** begin Data supplied **

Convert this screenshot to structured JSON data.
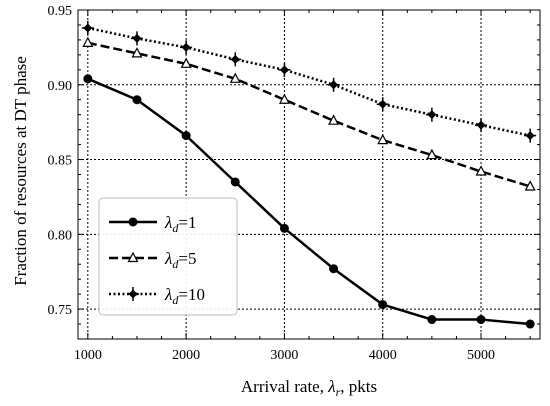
{
  "chart_data": {
    "type": "line",
    "title": "",
    "xlabel": "Arrival rate, λr, pkts",
    "xlabel_parts": {
      "prefix": "Arrival rate, ",
      "symbol": "λ",
      "subscript": "r",
      "suffix": ", pkts"
    },
    "ylabel": "Fraction of resources at DT phase",
    "xlim": [
      900,
      5600
    ],
    "ylim": [
      0.73,
      0.95
    ],
    "xticks": [
      1000,
      2000,
      3000,
      4000,
      5000
    ],
    "yticks": [
      0.75,
      0.8,
      0.85,
      0.9,
      0.95
    ],
    "ytick_labels": [
      "0.75",
      "0.80",
      "0.85",
      "0.90",
      "0.95"
    ],
    "grid": true,
    "legend_position": "lower-left",
    "x": [
      1000,
      1500,
      2000,
      2500,
      3000,
      3500,
      4000,
      4500,
      5000,
      5500
    ],
    "series": [
      {
        "name": "λd=1",
        "name_parts": {
          "symbol": "λ",
          "subscript": "d",
          "value": "=1"
        },
        "dash": "solid",
        "marker": "circle",
        "values": [
          0.904,
          0.89,
          0.866,
          0.835,
          0.804,
          0.777,
          0.753,
          0.743,
          0.743,
          0.74
        ]
      },
      {
        "name": "λd=5",
        "name_parts": {
          "symbol": "λ",
          "subscript": "d",
          "value": "=5"
        },
        "dash": "dashed",
        "marker": "triangle",
        "values": [
          0.928,
          0.921,
          0.914,
          0.904,
          0.89,
          0.876,
          0.863,
          0.853,
          0.842,
          0.832
        ]
      },
      {
        "name": "λd=10",
        "name_parts": {
          "symbol": "λ",
          "subscript": "d",
          "value": "=10"
        },
        "dash": "dotted",
        "marker": "plus-diamond",
        "values": [
          0.938,
          0.931,
          0.925,
          0.917,
          0.91,
          0.9,
          0.887,
          0.88,
          0.873,
          0.866
        ]
      }
    ]
  }
}
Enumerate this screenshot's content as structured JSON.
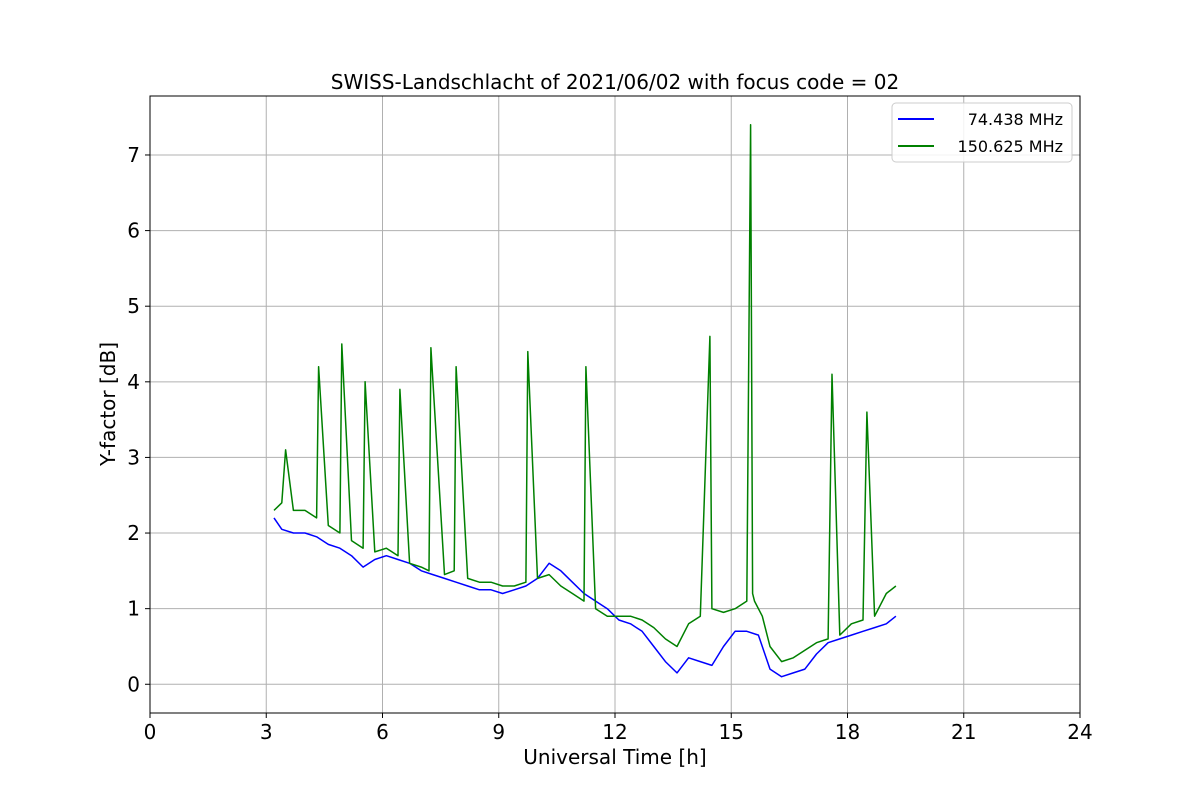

** end Data supplied **

Skip the images and write out the rest of the listing exactly.

Convert this screenshot to structured JSON data.
{
  "chart_data": {
    "type": "line",
    "title": "",
    "xlabel": "Arrival rate, λr, pkts",
    "xlabel_parts": {
      "prefix": "Arrival rate, ",
      "symbol": "λ",
      "subscript": "r",
      "suffix": ", pkts"
    },
    "ylabel": "Fraction of resources at DT phase",
    "xlim": [
      900,
      5600
    ],
    "ylim": [
      0.73,
      0.95
    ],
    "xticks": [
      1000,
      2000,
      3000,
      4000,
      5000
    ],
    "yticks": [
      0.75,
      0.8,
      0.85,
      0.9,
      0.95
    ],
    "ytick_labels": [
      "0.75",
      "0.80",
      "0.85",
      "0.90",
      "0.95"
    ],
    "grid": true,
    "legend_position": "lower-left",
    "x": [
      1000,
      1500,
      2000,
      2500,
      3000,
      3500,
      4000,
      4500,
      5000,
      5500
    ],
    "series": [
      {
        "name": "λd=1",
        "name_parts": {
          "symbol": "λ",
          "subscript": "d",
          "value": "=1"
        },
        "dash": "solid",
        "marker": "circle",
        "values": [
          0.904,
          0.89,
          0.866,
          0.835,
          0.804,
          0.777,
          0.753,
          0.743,
          0.743,
          0.74
        ]
      },
      {
        "name": "λd=5",
        "name_parts": {
          "symbol": "λ",
          "subscript": "d",
          "value": "=5"
        },
        "dash": "dashed",
        "marker": "triangle",
        "values": [
          0.928,
          0.921,
          0.914,
          0.904,
          0.89,
          0.876,
          0.863,
          0.853,
          0.842,
          0.832
        ]
      },
      {
        "name": "λd=10",
        "name_parts": {
          "symbol": "λ",
          "subscript": "d",
          "value": "=10"
        },
        "dash": "dotted",
        "marker": "plus-diamond",
        "values": [
          0.938,
          0.931,
          0.925,
          0.917,
          0.91,
          0.9,
          0.887,
          0.88,
          0.873,
          0.866
        ]
      }
    ]
  }
}
Enumerate this screenshot's content as structured JSON.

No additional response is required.